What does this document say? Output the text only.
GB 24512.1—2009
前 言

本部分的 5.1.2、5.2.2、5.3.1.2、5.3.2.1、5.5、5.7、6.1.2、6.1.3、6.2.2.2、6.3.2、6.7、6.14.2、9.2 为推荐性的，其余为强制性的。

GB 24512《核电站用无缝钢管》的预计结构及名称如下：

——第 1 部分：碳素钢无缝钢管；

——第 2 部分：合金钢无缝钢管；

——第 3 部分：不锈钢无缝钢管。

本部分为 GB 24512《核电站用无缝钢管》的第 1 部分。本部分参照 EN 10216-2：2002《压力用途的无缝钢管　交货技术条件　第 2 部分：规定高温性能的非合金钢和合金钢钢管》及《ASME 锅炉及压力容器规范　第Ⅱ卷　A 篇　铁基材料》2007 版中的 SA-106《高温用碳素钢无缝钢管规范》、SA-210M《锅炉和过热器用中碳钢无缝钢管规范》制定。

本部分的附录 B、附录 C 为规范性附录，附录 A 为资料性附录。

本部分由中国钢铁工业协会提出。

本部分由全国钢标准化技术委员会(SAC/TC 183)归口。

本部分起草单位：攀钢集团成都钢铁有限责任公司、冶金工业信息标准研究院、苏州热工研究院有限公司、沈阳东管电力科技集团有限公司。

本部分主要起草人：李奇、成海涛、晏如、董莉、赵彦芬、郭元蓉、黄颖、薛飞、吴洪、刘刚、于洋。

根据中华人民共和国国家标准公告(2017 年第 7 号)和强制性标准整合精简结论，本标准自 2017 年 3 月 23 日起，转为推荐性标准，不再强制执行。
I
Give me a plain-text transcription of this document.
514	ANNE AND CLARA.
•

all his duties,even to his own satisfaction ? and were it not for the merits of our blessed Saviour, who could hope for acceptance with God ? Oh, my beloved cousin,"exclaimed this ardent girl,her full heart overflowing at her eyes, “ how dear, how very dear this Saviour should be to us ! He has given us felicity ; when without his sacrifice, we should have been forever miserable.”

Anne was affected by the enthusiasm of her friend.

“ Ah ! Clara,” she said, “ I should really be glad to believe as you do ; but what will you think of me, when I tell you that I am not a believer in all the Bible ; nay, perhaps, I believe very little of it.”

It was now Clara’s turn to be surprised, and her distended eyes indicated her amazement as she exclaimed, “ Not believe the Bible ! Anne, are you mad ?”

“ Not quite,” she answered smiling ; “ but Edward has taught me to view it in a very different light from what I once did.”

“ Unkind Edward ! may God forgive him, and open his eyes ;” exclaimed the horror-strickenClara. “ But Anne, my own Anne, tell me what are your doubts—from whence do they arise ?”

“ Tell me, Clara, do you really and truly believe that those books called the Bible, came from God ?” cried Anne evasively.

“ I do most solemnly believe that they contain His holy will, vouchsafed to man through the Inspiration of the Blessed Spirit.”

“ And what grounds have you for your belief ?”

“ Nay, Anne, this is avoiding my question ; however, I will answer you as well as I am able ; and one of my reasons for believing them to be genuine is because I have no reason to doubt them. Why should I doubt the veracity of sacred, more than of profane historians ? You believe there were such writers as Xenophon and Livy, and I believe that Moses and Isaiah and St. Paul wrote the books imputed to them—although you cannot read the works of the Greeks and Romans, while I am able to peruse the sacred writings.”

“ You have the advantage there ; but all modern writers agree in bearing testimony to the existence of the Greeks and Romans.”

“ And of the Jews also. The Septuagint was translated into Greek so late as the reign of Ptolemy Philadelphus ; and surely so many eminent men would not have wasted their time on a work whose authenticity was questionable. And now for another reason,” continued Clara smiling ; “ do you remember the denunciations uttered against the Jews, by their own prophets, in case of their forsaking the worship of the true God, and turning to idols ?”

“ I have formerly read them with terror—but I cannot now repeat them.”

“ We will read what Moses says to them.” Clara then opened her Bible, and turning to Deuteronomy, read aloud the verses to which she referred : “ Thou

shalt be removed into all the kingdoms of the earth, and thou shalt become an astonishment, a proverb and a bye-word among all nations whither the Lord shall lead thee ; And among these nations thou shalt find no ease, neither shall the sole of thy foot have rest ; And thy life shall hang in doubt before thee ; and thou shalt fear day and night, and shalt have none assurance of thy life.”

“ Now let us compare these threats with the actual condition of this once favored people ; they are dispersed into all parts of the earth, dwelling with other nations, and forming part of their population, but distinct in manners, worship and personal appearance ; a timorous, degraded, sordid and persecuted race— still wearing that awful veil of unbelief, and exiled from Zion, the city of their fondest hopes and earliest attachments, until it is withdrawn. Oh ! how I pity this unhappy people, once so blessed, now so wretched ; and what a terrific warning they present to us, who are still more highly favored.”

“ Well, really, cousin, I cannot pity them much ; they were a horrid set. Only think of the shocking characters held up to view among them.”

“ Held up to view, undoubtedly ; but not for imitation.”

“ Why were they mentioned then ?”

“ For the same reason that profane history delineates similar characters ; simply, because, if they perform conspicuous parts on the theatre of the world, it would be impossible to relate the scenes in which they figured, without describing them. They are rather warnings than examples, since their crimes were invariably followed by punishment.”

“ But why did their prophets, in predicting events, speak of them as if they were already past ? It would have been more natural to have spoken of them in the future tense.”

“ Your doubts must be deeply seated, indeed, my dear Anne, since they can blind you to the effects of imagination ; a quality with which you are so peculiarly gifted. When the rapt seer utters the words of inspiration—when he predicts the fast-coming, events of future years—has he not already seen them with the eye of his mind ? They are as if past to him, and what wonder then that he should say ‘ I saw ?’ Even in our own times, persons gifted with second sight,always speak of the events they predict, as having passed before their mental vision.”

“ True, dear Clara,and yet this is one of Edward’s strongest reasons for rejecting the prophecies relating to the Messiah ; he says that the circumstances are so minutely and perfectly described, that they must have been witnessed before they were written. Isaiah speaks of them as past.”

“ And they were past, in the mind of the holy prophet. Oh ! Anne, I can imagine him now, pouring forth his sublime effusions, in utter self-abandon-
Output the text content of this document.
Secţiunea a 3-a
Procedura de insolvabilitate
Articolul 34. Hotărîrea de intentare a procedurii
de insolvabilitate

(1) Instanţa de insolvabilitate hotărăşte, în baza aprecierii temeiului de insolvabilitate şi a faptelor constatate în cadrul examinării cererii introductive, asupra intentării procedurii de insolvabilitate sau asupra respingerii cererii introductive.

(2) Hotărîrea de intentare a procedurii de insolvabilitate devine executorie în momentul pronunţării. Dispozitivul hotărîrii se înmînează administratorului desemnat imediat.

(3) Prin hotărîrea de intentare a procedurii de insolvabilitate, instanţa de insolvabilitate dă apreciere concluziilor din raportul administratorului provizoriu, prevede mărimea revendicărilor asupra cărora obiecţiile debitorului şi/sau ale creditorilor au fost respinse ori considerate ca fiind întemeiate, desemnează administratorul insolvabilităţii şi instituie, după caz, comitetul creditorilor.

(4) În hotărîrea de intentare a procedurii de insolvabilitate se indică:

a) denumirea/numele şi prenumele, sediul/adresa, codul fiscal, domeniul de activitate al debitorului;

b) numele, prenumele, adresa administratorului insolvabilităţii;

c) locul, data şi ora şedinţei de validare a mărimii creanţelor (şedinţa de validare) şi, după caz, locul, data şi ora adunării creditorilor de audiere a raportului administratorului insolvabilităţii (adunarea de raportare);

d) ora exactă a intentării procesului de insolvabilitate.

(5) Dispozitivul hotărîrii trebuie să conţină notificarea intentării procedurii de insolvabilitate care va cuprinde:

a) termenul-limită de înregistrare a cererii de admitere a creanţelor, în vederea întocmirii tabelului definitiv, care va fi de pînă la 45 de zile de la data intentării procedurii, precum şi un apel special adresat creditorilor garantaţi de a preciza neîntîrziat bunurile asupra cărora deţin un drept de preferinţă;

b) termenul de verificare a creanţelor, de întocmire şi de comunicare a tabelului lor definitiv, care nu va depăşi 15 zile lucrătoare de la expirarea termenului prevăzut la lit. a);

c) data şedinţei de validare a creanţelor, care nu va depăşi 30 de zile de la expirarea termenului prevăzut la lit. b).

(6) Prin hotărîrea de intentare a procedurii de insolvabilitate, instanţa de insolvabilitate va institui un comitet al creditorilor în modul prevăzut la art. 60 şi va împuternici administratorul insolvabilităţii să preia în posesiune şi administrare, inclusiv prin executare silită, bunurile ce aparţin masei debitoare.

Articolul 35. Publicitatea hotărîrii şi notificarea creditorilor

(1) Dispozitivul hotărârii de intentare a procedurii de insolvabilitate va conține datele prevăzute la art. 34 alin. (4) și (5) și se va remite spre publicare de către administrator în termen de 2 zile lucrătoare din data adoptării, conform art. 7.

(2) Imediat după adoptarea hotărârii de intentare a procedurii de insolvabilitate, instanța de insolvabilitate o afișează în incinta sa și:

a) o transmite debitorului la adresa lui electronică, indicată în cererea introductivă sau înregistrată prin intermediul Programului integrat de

^^^^^^^^

• Task statement
Look for "Edward" and pull out every line that has it.

• Final result
“ Not quite,” she answered smiling ; “ but Edward has taught me to view it in a very different light from what I once did.”
“ Unkind Edward ! may God forgive him, and open his eyes ;” exclaimed the horror-strickenClara. “ But Anne, my own Anne, tell me what are your doubts—from whence do they arise ?”
“ True, dear Clara,and yet this is one of Edward’s strongest reasons for rejecting the prophecies relating to the Messiah ; he says that the circumstances are so minutely and perfectly described, that they must have been witnessed before they were written. Isaiah speaks of them as past.”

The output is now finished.